_Do this_
Pictures do not belong in the copy, so please give every entry below again exactly.

Recorded data
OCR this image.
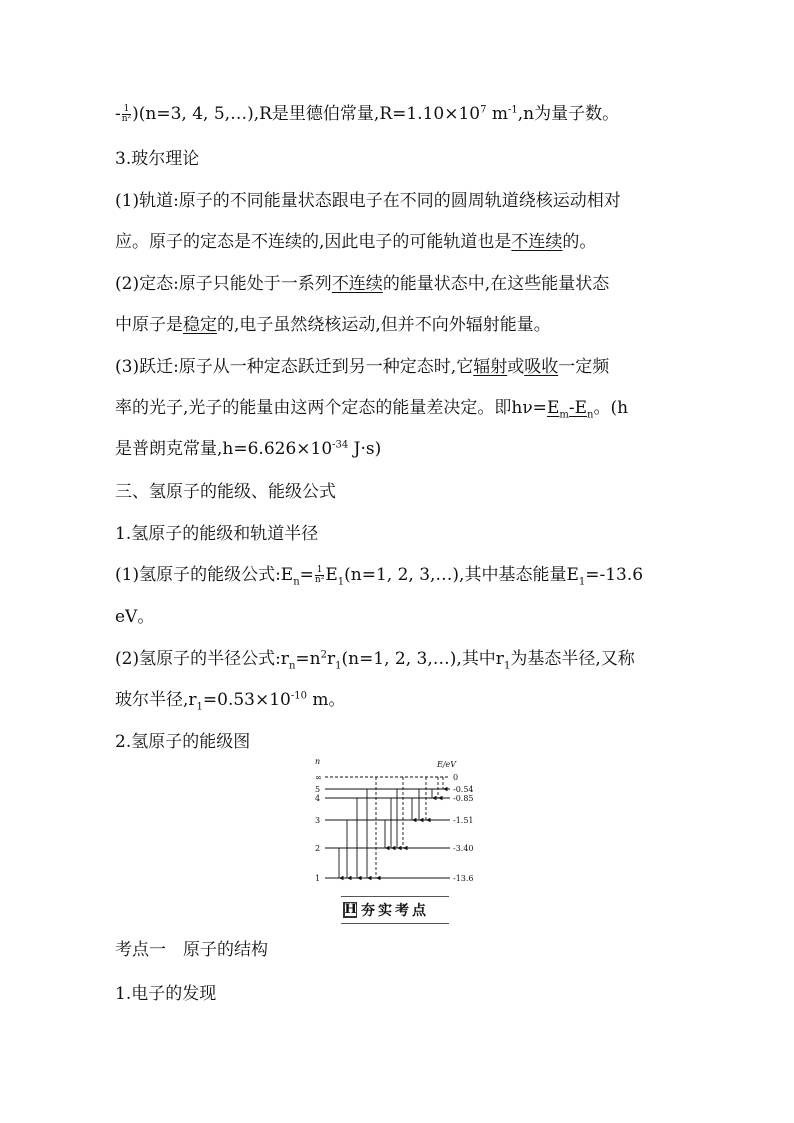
- $\frac{1}{\text{n²}} )(n=3$, 4, 5,…),R是里德伯常量$,R=1.10\times 10^7$ $m^{-1},n$为量子数。
3.玻尔理论
(1)轨道:原子的不同能量状态跟电子在不同的圆周轨道绕核运动相对
应。原子的定态是不连续的,因此电子的可能轨道也是不连续的。
(2)定态:原子只能处于一系列不连续的能量状态中,在这些能量状态
中原子是稳定的,电子虽然绕核运动,但并不向外辐射能量。
(3)跃迁:原子从一种定态跃迁到另一种定态时,它辐射或吸收一定频
率的光子,光子的能量由这两个定态的能量差决定。即$h\nu=E_m-E_n$。(h
是普朗克常量$,h=6.626\times 10^{-34}$ J·s)
三、氢原子的能级、能级公式
1.氢原子的能级和轨道半径
(1)氢原子的能级公式$:E_n= \frac{1}{\text{n²}} E_1(n=1$, 2, 3,…),其中基态能量$E_1=-13.6$
eV。
(2)氢原子的半径公式$:r_n=n^2r_1(n=1$, 2, 3,…),其中$r_1$为基态半径,又称
玻尔半径$,r_1=0.53\times 10^{-10}$ m。
2.氢原子的能级图
n	E/eV
∞	0
5	-0.54
4	-0.85
3	-1.51
2	-3.40
1	-13.6
H 夯实考点
考点一　原子的结构
1.电子的发现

_Task output_
OCR this image.
- $\frac{1}{\text{n²}} )(n=3$, 4, 5,…),R是里德伯常量$,R=1.10\times 10^7$ $m^{-1},n$为量子数。
3.玻尔理论
(1)轨道:原子的不同能量状态跟电子在不同的圆周轨道绕核运动相对
应。原子的定态是不连续的,因此电子的可能轨道也是不连续的。
(2)定态:原子只能处于一系列不连续的能量状态中,在这些能量状态
中原子是稳定的,电子虽然绕核运动,但并不向外辐射能量。
(3)跃迁:原子从一种定态跃迁到另一种定态时,它辐射或吸收一定频
率的光子,光子的能量由这两个定态的能量差决定。即$h\nu=E_m-E_n$。(h
是普朗克常量$,h=6.626\times 10^{-34}$ J·s)
三、氢原子的能级、能级公式
1.氢原子的能级和轨道半径
(1)氢原子的能级公式$:E_n= \frac{1}{\text{n²}} E_1(n=1$, 2, 3,…),其中基态能量$E_1=-13.6$
eV。
(2)氢原子的半径公式$:r_n=n^2r_1(n=1$, 2, 3,…),其中$r_1$为基态半径,又称
玻尔半径$,r_1=0.53\times 10^{-10}$ m。
2.氢原子的能级图
n	E/eV
∞	0
5	-0.54
4	-0.85
3	-1.51
2	-3.40
1	-13.6
H 夯实考点
考点一　原子的结构
1.电子的发现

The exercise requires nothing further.